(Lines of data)
--

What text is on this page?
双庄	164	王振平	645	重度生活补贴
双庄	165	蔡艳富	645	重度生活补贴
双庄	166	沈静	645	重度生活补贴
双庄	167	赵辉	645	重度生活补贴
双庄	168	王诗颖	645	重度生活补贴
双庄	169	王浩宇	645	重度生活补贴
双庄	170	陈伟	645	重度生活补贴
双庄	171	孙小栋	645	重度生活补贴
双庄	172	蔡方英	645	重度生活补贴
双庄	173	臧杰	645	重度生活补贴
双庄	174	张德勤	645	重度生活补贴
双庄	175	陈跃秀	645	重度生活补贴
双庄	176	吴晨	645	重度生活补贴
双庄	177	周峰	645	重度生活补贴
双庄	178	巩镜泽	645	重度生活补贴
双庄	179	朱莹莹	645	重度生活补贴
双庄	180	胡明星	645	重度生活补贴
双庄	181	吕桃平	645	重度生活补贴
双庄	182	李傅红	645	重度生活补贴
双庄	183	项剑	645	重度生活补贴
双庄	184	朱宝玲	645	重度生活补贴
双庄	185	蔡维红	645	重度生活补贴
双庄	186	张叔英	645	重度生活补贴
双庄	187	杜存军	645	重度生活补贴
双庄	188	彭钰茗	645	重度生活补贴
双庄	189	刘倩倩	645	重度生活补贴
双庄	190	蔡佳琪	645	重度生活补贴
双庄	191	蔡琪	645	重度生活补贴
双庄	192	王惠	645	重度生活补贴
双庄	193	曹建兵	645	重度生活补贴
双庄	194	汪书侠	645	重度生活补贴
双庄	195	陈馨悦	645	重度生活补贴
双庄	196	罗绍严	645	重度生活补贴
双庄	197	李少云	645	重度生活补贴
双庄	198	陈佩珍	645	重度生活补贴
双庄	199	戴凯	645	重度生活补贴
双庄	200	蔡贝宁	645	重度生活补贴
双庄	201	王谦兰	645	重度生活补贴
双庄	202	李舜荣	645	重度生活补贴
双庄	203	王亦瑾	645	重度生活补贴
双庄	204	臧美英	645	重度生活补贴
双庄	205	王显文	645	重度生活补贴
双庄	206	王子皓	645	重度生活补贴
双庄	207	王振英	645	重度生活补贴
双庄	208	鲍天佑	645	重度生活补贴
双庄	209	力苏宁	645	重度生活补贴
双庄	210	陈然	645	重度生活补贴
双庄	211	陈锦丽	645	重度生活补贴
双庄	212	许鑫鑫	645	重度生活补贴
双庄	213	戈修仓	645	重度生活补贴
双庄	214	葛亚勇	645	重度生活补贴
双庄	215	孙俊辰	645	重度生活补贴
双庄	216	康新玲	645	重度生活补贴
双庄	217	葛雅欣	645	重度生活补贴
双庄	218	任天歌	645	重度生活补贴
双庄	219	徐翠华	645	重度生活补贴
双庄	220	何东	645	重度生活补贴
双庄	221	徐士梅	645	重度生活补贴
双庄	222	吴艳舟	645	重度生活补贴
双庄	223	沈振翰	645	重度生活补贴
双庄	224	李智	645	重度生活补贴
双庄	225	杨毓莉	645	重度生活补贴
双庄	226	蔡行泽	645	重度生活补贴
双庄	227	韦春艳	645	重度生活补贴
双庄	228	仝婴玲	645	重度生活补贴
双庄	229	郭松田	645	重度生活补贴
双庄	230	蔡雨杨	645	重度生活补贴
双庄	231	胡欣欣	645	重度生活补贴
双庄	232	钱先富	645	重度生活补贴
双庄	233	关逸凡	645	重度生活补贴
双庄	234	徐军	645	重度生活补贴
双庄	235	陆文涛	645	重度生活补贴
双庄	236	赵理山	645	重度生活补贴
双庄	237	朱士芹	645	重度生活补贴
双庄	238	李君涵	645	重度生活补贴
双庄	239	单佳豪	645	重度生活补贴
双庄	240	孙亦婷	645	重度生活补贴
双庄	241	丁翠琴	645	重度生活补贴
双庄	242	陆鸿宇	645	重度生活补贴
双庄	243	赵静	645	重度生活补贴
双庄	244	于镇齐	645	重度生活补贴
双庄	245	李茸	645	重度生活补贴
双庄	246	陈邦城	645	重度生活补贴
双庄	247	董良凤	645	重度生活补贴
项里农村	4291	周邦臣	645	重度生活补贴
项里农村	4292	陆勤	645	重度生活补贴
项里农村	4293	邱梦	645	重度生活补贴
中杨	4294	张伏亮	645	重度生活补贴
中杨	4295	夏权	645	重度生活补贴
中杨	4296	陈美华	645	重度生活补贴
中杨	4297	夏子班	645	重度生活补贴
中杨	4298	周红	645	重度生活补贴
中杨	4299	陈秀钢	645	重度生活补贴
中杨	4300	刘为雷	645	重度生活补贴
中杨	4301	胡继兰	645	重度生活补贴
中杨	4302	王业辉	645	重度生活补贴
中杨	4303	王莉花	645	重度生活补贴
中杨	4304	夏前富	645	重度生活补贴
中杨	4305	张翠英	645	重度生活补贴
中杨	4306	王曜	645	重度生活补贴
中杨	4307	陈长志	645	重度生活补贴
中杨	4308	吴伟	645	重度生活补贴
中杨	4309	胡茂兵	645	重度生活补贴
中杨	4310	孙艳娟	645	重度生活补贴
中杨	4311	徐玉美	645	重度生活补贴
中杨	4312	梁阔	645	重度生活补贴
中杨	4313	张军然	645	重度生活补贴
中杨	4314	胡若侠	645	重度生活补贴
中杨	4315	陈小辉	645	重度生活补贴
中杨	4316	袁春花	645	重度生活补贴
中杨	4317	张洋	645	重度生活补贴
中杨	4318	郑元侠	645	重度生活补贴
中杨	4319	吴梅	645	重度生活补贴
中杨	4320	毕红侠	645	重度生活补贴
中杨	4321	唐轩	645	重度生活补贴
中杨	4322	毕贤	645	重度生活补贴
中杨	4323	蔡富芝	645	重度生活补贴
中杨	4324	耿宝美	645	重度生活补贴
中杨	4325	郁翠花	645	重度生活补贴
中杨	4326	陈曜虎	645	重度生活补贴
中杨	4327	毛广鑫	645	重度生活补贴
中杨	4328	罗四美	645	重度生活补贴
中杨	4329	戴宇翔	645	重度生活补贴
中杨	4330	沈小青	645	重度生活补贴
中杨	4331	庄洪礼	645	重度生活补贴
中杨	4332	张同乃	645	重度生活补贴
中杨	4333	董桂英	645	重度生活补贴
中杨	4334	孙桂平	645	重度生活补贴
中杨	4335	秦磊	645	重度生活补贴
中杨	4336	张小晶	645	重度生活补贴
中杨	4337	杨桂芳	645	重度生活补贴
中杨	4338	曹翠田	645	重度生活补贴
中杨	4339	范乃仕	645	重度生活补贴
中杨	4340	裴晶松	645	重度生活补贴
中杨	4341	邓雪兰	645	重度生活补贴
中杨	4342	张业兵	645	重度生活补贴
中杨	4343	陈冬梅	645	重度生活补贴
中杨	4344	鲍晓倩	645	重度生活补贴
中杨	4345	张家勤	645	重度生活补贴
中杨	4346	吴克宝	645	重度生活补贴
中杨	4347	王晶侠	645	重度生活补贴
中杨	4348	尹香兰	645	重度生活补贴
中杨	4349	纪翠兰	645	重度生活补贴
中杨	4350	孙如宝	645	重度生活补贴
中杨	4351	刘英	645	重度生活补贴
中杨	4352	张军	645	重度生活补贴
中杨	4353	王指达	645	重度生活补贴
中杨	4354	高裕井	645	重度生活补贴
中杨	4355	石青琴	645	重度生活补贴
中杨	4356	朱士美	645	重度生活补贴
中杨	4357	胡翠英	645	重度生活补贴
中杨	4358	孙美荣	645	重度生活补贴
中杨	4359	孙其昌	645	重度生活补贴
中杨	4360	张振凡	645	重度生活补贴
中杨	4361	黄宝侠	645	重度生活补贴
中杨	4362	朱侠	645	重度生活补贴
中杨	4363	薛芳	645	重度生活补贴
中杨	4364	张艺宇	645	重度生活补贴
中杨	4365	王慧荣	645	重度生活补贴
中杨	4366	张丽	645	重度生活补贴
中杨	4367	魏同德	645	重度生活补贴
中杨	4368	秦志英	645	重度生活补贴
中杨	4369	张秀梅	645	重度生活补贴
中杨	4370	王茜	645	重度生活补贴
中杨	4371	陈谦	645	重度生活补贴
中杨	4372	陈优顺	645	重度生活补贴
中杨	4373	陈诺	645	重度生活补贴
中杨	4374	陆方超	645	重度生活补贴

--

## REQUIRED TASK
From the data above, work out how many lines hold "项里农村". Answer with the number alone.

## RESULT
3